■ **AIM**
Locate the word "JSON" in the material, then show every line that holds it.

■ **DATASET ENTRIES**
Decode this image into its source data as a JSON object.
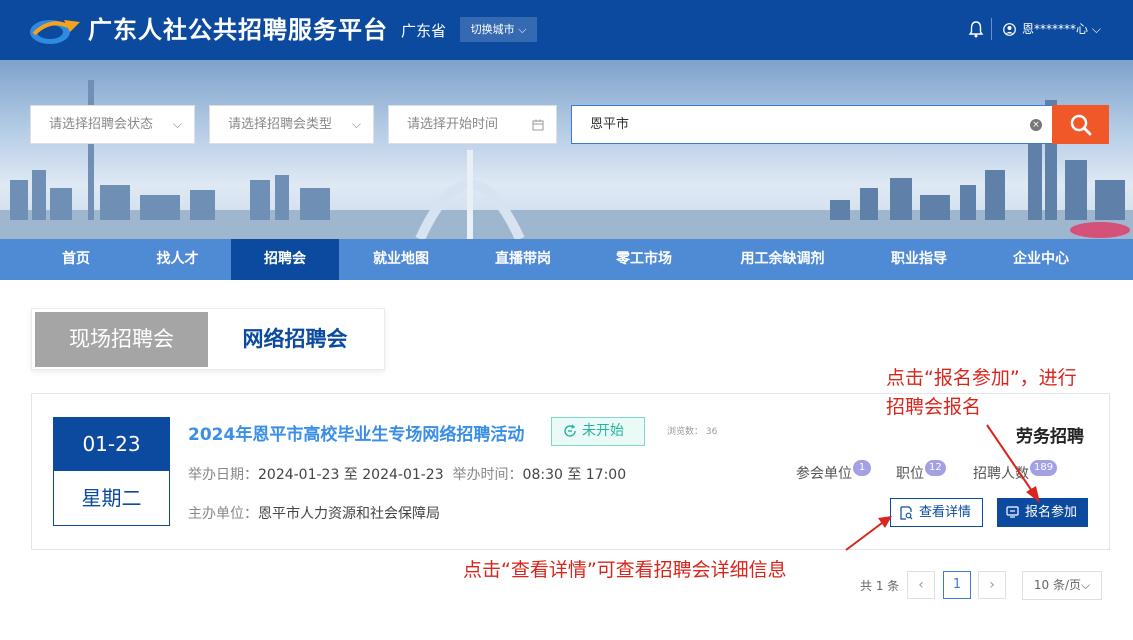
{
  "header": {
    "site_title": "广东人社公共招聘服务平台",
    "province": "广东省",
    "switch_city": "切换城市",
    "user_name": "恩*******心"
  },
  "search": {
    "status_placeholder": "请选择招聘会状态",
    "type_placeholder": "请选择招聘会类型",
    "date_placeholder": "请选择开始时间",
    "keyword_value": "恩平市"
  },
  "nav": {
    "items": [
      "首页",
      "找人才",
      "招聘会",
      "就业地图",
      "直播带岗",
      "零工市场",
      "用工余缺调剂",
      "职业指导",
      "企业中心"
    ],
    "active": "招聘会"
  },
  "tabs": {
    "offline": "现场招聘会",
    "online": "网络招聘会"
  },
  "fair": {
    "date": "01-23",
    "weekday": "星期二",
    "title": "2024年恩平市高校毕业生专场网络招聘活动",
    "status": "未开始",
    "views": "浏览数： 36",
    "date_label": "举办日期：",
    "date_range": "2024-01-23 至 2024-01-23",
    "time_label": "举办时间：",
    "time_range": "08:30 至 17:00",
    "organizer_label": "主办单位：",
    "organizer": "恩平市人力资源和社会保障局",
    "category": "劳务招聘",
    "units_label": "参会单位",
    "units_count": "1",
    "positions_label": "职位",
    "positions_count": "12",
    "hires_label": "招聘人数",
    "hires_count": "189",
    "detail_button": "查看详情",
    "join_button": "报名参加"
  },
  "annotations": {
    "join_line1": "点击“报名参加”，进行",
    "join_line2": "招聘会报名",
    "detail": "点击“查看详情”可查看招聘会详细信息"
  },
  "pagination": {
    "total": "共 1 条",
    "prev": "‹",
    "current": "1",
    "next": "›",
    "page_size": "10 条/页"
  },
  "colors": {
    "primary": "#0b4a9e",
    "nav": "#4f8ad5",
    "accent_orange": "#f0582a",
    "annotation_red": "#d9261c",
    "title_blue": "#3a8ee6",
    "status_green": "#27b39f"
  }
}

---

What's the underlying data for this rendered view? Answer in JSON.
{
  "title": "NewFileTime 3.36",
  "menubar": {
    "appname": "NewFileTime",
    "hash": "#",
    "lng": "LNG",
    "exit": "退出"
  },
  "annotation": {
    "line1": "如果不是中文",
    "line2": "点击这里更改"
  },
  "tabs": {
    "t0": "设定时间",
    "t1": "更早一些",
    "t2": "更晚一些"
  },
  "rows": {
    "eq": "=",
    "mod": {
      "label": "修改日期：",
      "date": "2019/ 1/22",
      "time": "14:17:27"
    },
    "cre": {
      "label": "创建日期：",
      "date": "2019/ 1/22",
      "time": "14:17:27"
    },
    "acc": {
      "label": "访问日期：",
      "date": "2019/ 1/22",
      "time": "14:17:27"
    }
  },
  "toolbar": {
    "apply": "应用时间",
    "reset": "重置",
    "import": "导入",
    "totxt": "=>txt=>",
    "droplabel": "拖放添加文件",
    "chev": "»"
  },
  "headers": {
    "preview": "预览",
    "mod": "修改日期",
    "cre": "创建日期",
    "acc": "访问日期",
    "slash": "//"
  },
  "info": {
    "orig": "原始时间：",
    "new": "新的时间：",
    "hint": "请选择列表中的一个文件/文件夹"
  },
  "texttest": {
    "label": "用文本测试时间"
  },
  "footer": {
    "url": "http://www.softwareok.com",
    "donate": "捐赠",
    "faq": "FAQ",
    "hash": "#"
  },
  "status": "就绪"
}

---

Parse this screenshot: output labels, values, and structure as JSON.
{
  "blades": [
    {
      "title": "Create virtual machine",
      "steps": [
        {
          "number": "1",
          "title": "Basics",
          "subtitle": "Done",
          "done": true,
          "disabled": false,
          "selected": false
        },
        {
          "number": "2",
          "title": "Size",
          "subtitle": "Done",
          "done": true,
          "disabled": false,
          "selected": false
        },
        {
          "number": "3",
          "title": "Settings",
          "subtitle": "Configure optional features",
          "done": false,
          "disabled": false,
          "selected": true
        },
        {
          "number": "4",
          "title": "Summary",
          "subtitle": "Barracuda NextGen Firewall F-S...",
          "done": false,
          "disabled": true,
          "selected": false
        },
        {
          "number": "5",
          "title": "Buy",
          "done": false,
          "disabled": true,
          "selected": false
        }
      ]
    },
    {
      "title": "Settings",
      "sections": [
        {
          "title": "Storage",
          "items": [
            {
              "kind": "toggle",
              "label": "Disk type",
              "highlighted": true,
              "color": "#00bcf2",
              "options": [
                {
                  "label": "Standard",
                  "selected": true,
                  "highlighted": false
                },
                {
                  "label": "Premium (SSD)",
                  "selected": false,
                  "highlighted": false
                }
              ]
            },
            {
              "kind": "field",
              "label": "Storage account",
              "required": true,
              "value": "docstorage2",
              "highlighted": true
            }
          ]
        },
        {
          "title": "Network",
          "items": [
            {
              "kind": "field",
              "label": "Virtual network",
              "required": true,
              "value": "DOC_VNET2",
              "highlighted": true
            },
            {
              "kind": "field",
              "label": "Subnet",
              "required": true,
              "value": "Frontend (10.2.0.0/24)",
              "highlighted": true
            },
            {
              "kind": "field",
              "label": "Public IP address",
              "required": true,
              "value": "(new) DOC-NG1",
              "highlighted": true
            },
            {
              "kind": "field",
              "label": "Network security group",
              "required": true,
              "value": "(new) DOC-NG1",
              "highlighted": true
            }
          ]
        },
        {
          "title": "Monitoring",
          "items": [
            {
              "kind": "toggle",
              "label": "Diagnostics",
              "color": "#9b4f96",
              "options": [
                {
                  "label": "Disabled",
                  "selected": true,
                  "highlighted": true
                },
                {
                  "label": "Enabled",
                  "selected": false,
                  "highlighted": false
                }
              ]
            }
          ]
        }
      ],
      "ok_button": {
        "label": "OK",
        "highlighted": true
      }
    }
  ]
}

■ **RESULT**
Decode this image into its source data as a JSON object.
What's the underlying data for this rendered view? Answer in JSON.
Parse this screenshot: output labels, values, and structure as JSON.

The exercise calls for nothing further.